_WHAT IS EXPECTED_. Below is the data. Give it again, complete and exact.

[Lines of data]
===============

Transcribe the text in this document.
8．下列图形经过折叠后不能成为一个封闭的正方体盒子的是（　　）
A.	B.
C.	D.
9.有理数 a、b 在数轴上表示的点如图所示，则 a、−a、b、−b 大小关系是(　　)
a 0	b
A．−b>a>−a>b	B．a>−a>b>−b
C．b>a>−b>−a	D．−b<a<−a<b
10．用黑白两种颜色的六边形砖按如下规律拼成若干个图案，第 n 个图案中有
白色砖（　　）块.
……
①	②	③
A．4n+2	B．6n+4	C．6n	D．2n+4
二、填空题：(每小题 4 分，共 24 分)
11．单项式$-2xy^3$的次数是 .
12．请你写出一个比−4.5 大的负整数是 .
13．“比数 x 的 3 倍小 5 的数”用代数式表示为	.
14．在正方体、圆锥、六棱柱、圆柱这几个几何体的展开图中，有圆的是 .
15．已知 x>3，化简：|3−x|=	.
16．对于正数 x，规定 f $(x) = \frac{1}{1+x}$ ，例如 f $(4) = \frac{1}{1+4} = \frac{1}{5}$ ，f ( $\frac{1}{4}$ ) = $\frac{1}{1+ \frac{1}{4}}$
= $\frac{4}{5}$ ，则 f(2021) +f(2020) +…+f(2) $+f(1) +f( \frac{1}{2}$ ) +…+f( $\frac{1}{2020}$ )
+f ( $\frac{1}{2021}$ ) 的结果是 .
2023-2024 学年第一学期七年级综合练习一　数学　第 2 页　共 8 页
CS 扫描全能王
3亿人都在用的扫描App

===============

_FULL SOLUTION_.
Transcribe the text in this document.
8．下列图形经过折叠后不能成为一个封闭的正方体盒子的是（　　）
A.	B.
C.	D.
9.有理数 a、b 在数轴上表示的点如图所示，则 a、−a、b、−b 大小关系是(　　)
a 0	b
A．−b>a>−a>b	B．a>−a>b>−b
C．b>a>−b>−a	D．−b<a<−a<b
10．用黑白两种颜色的六边形砖按如下规律拼成若干个图案，第 n 个图案中有
白色砖（　　）块.
……
①	②	③
A．4n+2	B．6n+4	C．6n	D．2n+4
二、填空题：(每小题 4 分，共 24 分)
11．单项式$-2xy^3$的次数是 .
12．请你写出一个比−4.5 大的负整数是 .
13．“比数 x 的 3 倍小 5 的数”用代数式表示为	.
14．在正方体、圆锥、六棱柱、圆柱这几个几何体的展开图中，有圆的是 .
15．已知 x>3，化简：|3−x|=	.
16．对于正数 x，规定 f $(x) = \frac{1}{1+x}$ ，例如 f $(4) = \frac{1}{1+4} = \frac{1}{5}$ ，f ( $\frac{1}{4}$ ) = $\frac{1}{1+ \frac{1}{4}}$
= $\frac{4}{5}$ ，则 f(2021) +f(2020) +…+f(2) $+f(1) +f( \frac{1}{2}$ ) +…+f( $\frac{1}{2020}$ )
+f ( $\frac{1}{2021}$ ) 的结果是 .
2023-2024 学年第一学期七年级综合练习一　数学　第 2 页　共 8 页
CS 扫描全能王
3亿人都在用的扫描App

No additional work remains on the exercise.